TEXT EXTRACT:
==========
Re: [DISCUSS] PostgreSQL dialect

Driesprong, Fokko Sun, 01 Dec 2019 03:25:43 -0800

+1 (non-binding)

Cheers, Fokko


Op do 28 nov. 2019 om 03:47 schreef Dongjoon Hyun <[email protected]>:

> +1
>
> Bests,
> Dongjoon.
>
> On Tue, Nov 26, 2019 at 3:52 PM Takeshi Yamamuro <[email protected]>
> wrote:
>
>> Yea, +1, that looks pretty reasonable to me.
>> > Here I'm proposing to hold off the PostgreSQL dialect. Let's remove it
>> from the codebase before it's too late. Curently we only have 3 features
>> under PostgreSQL dialect:
>> I personally think we could at least stop work about the Dialect until
>> 3.0 released.
>>
>>
>> On Wed, Nov 27, 2019 at 2:41 AM Gengliang Wang <
>> [email protected]> wrote:
>>
>>> +1 with the practical proposal.
>>> To me, the major concern is that the code base becomes complicated,
>>> while the PostgreSQL dialect has very limited features. I tried introducing
>>> one big flag `spark.sql.dialect` and isolating related code in #25697
>>> <https://github.com/apache/spark/pull/25697>, but it seems hard to be
>>> clean.
>>> Furthermore, the PostgreSQL dialect configuration overlaps with the ANSI
>>> mode, which can be confusing sometimes.
>>>
>>> Gengliang
>>>
>>> On Tue, Nov 26, 2019 at 8:57 AM Xiao Li <[email protected]> wrote:
>>>
>>>> +1
>>>>
>>>>
>>>>> One particular negative effect has been that new postgresql tests add
>>>>> well over an hour to tests,
>>>>
>>>>
>>>> Adding postgresql tests is for improving the test coverage of Spark
>>>> SQL. We should continue to do this by importing more test cases. The
>>>> quality of Spark highly depends on the test coverage. We can further
>>>> paralyze the test execution to reduce the test time.
==========
SUPPLIED INFORMATION:

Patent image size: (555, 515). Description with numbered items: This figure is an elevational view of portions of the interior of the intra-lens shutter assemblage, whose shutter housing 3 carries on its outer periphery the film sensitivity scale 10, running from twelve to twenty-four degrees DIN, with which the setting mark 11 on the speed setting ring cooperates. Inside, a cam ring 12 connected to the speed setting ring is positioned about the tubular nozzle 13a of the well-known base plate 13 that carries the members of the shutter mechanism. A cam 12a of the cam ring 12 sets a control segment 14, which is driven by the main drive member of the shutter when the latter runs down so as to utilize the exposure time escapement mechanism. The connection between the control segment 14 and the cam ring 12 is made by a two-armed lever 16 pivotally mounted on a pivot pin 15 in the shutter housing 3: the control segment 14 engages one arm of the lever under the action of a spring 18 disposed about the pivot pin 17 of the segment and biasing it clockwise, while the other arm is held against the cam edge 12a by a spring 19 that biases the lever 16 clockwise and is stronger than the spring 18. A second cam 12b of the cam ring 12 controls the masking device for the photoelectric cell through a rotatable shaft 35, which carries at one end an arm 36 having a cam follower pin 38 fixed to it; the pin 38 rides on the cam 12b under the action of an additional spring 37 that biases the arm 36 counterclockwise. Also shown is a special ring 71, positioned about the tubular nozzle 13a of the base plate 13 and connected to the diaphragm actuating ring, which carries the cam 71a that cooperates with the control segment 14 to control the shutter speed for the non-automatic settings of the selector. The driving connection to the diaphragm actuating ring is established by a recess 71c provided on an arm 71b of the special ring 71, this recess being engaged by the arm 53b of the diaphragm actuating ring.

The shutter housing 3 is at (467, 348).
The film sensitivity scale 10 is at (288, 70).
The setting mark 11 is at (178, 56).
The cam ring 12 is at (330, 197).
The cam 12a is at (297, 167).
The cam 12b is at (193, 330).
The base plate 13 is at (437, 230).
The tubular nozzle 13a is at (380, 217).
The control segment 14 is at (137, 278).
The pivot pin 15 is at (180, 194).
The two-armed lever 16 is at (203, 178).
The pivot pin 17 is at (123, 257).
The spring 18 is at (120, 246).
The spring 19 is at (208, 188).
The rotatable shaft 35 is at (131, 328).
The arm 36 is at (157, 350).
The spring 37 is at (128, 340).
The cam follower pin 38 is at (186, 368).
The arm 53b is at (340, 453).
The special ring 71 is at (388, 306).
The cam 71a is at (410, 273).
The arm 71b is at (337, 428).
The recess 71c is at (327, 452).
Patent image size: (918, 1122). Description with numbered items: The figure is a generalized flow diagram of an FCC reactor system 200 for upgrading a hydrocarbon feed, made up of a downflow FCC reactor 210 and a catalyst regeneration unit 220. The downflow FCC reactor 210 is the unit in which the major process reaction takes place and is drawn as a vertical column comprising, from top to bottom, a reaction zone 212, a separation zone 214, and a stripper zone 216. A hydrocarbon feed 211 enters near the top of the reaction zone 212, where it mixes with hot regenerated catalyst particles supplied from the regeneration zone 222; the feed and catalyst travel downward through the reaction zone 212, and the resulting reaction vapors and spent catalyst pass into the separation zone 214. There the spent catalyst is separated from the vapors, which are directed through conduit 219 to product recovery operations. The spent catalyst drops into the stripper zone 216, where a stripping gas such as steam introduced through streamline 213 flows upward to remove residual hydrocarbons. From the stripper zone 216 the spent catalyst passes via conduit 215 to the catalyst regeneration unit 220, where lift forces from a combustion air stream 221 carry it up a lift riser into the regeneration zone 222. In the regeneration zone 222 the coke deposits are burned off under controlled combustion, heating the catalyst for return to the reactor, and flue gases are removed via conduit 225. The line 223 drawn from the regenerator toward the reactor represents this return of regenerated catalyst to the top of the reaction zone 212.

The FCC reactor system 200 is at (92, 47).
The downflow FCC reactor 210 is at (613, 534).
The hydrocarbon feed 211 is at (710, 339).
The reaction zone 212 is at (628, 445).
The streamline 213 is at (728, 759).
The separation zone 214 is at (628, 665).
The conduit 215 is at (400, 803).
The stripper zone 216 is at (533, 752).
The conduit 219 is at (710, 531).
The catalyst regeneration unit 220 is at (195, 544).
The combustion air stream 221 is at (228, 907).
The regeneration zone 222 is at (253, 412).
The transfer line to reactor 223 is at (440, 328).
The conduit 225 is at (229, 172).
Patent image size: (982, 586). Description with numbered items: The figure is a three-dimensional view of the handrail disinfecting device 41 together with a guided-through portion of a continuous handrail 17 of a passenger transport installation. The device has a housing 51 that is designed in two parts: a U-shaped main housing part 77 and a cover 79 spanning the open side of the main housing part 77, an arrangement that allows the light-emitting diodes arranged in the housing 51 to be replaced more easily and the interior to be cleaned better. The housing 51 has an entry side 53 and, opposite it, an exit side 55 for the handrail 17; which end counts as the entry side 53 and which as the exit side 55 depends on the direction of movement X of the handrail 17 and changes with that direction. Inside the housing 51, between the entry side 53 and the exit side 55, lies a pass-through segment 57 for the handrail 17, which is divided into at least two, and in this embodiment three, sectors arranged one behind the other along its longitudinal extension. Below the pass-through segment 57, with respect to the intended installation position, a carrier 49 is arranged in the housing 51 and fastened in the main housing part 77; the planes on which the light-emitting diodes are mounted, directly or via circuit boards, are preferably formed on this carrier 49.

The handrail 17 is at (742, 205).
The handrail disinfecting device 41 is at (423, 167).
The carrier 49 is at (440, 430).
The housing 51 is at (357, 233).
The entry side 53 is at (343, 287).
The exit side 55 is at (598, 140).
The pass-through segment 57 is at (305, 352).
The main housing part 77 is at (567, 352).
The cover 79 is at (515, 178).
==========
GOAL A:
Summarize the PostgreSQL dialect thread in two sentences.
GOAL B:
List every person who wrote a message in the PostgreSQL dialect thread.
GOAL C:
In the PostgreSQL dialect thread, what flag did Gengliang Wang try introducing in order to isolate the related code?

EXERCISE RESULT A:
The thread concerns a proposal to hold off the PostgreSQL dialect and remove it from the codebase, and each participant registers a +1 vote in support. Gengliang Wang's concern is that the code base becomes complicated while the dialect has very limited features and overlaps with the ANSI mode, and Xiao Li maintains that postgresql tests improve the test coverage of Spark SQL and should continue to be added.

EXERCISE RESULT B:
Fokko Driesprong, Dongjoon Hyun, Takeshi Yamamuro, Gengliang Wang, Xiao Li

EXERCISE RESULT C:
`spark.sql.dialect`, in pull request #25697.